STATED TASK :: Copy every line from the records below that holds the word "Employees".

[Stored data]
^^^^^^^^^^^^^^^^

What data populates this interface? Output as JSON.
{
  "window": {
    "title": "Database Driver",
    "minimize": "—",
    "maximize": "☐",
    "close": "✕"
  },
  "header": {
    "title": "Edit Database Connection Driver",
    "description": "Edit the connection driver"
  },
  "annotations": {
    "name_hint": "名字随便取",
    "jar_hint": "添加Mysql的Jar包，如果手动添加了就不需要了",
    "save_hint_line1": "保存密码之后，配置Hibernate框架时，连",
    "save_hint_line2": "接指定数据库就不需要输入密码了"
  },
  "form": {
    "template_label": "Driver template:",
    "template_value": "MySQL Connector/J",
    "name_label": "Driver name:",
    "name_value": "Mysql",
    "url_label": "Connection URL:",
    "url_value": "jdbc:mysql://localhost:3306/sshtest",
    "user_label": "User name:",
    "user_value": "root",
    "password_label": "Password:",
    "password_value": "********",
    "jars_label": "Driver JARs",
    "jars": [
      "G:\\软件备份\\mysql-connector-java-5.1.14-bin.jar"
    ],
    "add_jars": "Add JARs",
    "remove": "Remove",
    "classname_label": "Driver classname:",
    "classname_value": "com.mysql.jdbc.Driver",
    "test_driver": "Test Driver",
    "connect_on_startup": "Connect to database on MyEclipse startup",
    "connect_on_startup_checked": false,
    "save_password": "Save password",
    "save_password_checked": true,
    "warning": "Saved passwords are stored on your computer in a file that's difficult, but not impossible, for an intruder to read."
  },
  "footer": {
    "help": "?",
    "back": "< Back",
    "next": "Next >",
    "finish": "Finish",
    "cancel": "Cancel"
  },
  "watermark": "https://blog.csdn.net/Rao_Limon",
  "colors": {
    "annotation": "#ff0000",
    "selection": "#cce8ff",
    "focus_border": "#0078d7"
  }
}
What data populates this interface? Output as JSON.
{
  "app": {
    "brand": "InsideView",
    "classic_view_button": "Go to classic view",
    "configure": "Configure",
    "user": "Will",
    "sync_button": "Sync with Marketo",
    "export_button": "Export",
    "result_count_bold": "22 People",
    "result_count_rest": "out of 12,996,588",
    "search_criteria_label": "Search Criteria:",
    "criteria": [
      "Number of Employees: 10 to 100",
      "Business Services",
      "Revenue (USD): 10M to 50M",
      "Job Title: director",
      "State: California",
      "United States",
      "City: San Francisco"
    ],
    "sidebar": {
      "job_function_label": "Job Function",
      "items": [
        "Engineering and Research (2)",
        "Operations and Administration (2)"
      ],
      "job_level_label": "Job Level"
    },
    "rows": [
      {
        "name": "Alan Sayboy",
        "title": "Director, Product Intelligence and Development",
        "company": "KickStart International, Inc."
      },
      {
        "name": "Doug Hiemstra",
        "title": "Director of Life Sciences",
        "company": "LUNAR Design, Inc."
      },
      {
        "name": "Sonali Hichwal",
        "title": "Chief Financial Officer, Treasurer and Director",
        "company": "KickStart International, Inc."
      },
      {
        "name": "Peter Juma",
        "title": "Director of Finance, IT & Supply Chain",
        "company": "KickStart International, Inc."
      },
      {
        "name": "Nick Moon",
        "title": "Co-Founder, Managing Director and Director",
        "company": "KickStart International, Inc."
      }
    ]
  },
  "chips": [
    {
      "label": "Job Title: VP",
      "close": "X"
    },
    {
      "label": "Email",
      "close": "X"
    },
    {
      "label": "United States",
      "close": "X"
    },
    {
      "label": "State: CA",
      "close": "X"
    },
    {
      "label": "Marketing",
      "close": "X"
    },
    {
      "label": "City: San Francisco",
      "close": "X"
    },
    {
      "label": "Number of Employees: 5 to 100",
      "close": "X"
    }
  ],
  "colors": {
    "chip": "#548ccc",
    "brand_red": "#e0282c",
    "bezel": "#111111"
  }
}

^^^^^^^^^^^^^^^^

PROBLEM SOLUTION ::
      "Number of Employees: 10 to 100",
      "label": "Number of Employees: 5 to 100",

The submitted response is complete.